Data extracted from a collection
++++++

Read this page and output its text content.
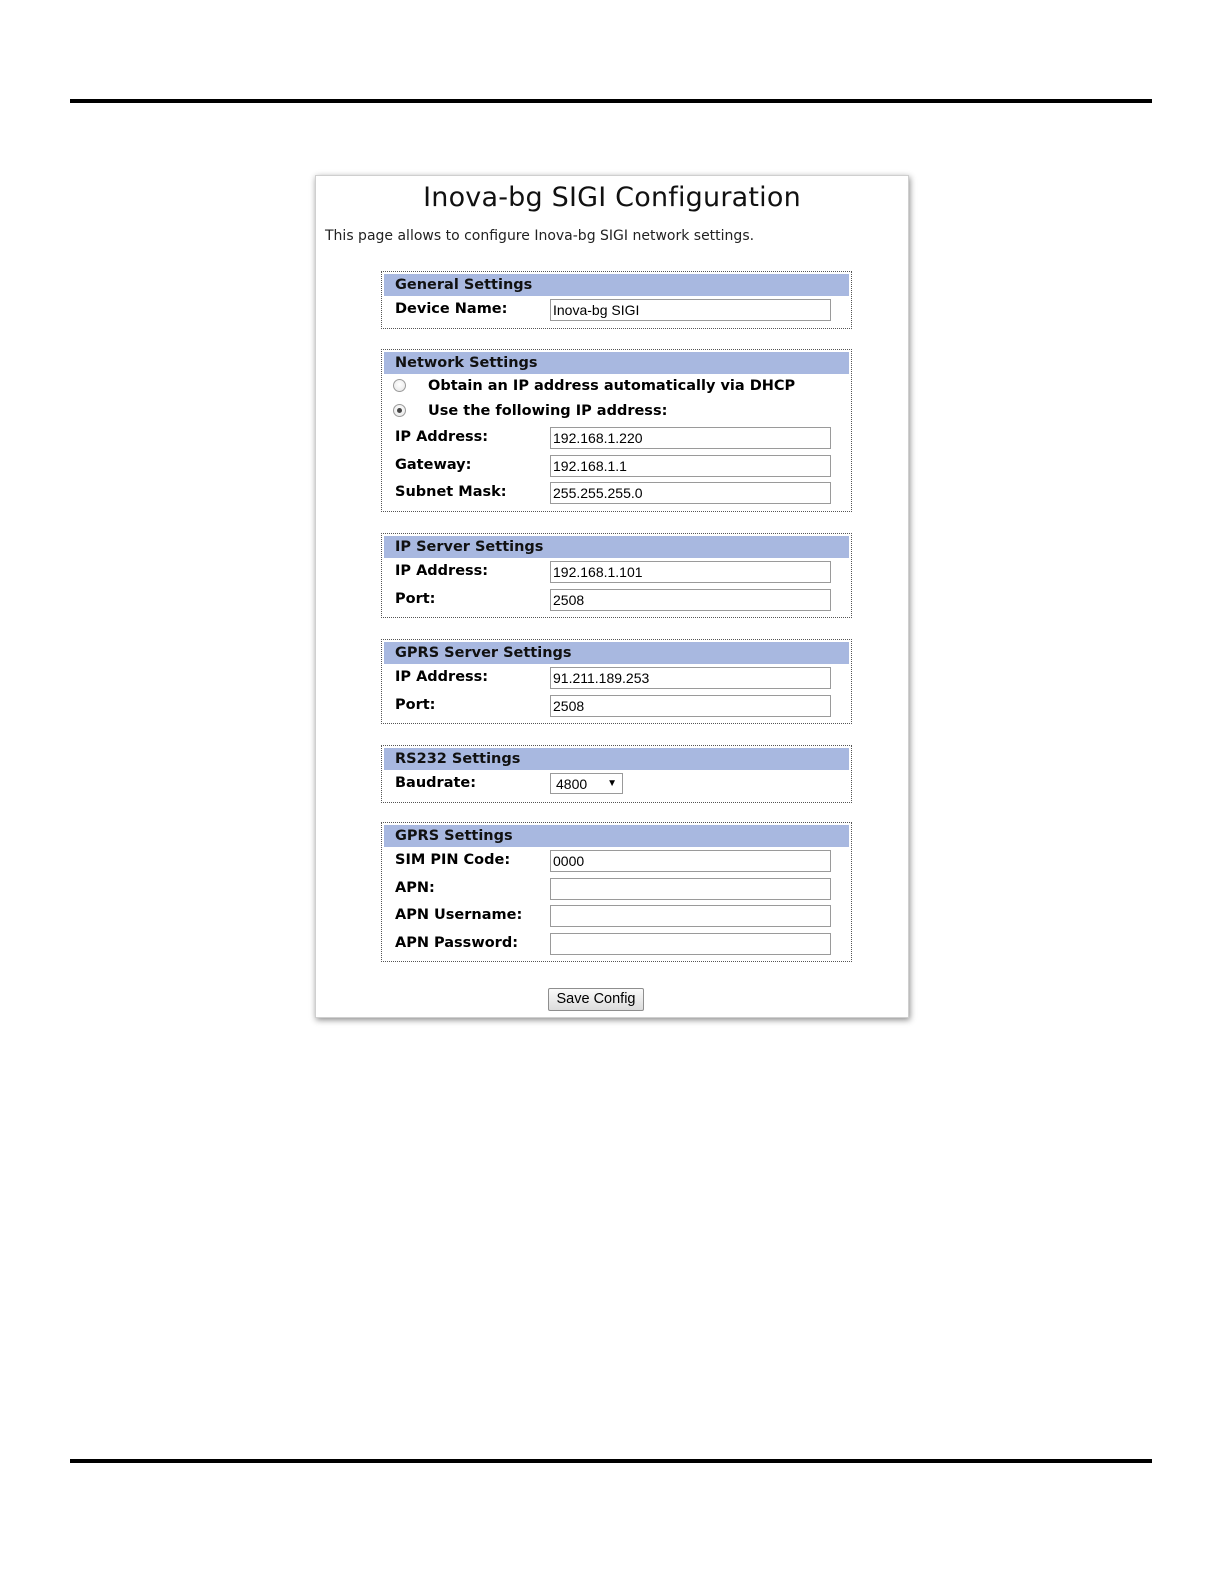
Inova-bg SIGI Configuration
This page allows to configure Inova-bg SIGI network settings.
General Settings
Device Name:
Inova-bg SIGI
Network Settings
Obtain an IP address automatically via DHCP
Use the following IP address:
IP Address:
192.168.1.220
Gateway:
192.168.1.1
Subnet Mask:
255.255.255.0
IP Server Settings
IP Address:
192.168.1.101
Port:
2508
GPRS Server Settings
IP Address:
91.211.189.253
Port:
2508
RS232 Settings
Baudrate:	4800 ▼
GPRS Settings
SIM PIN Code:
0000
APN:
APN Username:
APN Password:
Save Config
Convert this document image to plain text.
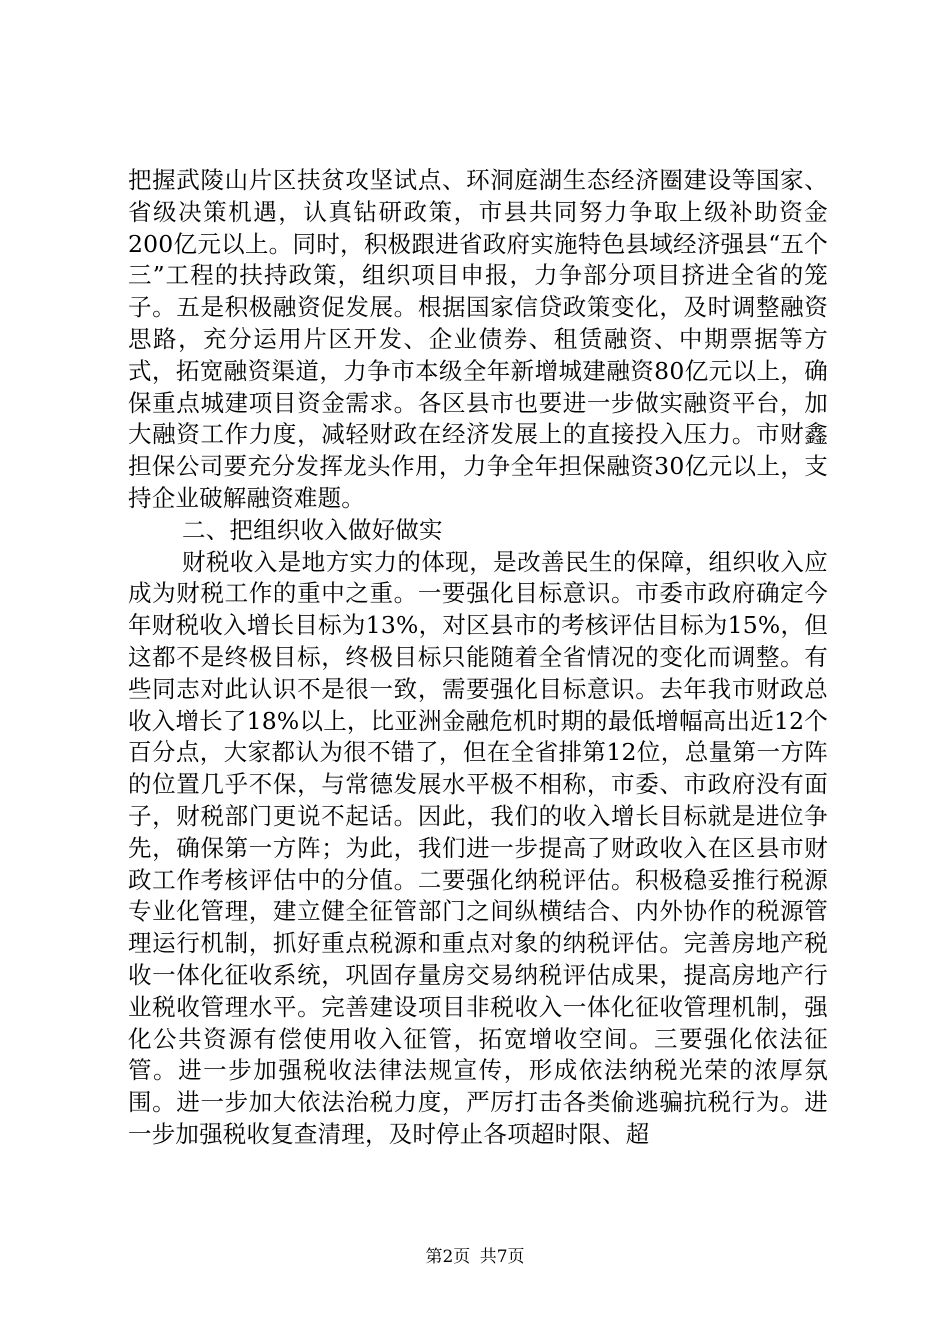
把握武陵山片区扶贫攻坚试点、环洞庭湖生态经济圈建设等国家、省级决策机遇，认真钻研政策，市县共同努力争取上级补助资金200亿元以上。同时，积极跟进省政府实施特色县域经济强县“五个三”工程的扶持政策，组织项目申报，力争部分项目挤进全省的笼子。五是积极融资促发展。根据国家信贷政策变化，及时调整融资思路，充分运用片区开发、企业债券、租赁融资、中期票据等方式，拓宽融资渠道，力争市本级全年新增城建融资80亿元以上，确保重点城建项目资金需求。各区县市也要进一步做实融资平台，加大融资工作力度，减轻财政在经济发展上的直接投入压力。市财鑫担保公司要充分发挥龙头作用，力争全年担保融资30亿元以上，支持企业破解融资难题。

二、把组织收入做好做实

财税收入是地方实力的体现，是改善民生的保障，组织收入应成为财税工作的重中之重。一要强化目标意识。市委市政府确定今年财税收入增长目标为13%，对区县市的考核评估目标为15%，但这都不是终极目标，终极目标只能随着全省情况的变化而调整。有些同志对此认识不是很一致，需要强化目标意识。去年我市财政总收入增长了18%以上，比亚洲金融危机时期的最低增幅高出近12个百分点，大家都认为很不错了，但在全省排第12位，总量第一方阵的位置几乎不保，与常德发展水平极不相称，市委、市政府没有面子，财税部门更说不起话。因此，我们的收入增长目标就是进位争先，确保第一方阵；为此，我们进一步提高了财政收入在区县市财政工作考核评估中的分值。二要强化纳税评估。积极稳妥推行税源专业化管理，建立健全征管部门之间纵横结合、内外协作的税源管理运行机制，抓好重点税源和重点对象的纳税评估。完善房地产税收一体化征收系统，巩固存量房交易纳税评估成果，提高房地产行业税收管理水平。完善建设项目非税收入一体化征收管理机制，强化公共资源有偿使用收入征管，拓宽增收空间。三要强化依法征管。进一步加强税收法律法规宣传，形成依法纳税光荣的浓厚氛围。进一步加大依法治税力度，严厉打击各类偷逃骗抗税行为。进一步加强税收复查清理，及时停止各项超时限、超

第2页 共7页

++++++

### THE EXERCISE
Select all lines with the word "GPRS" from the entries above.

### COMPLETE ANSWER
GPRS Server Settings
GPRS Settings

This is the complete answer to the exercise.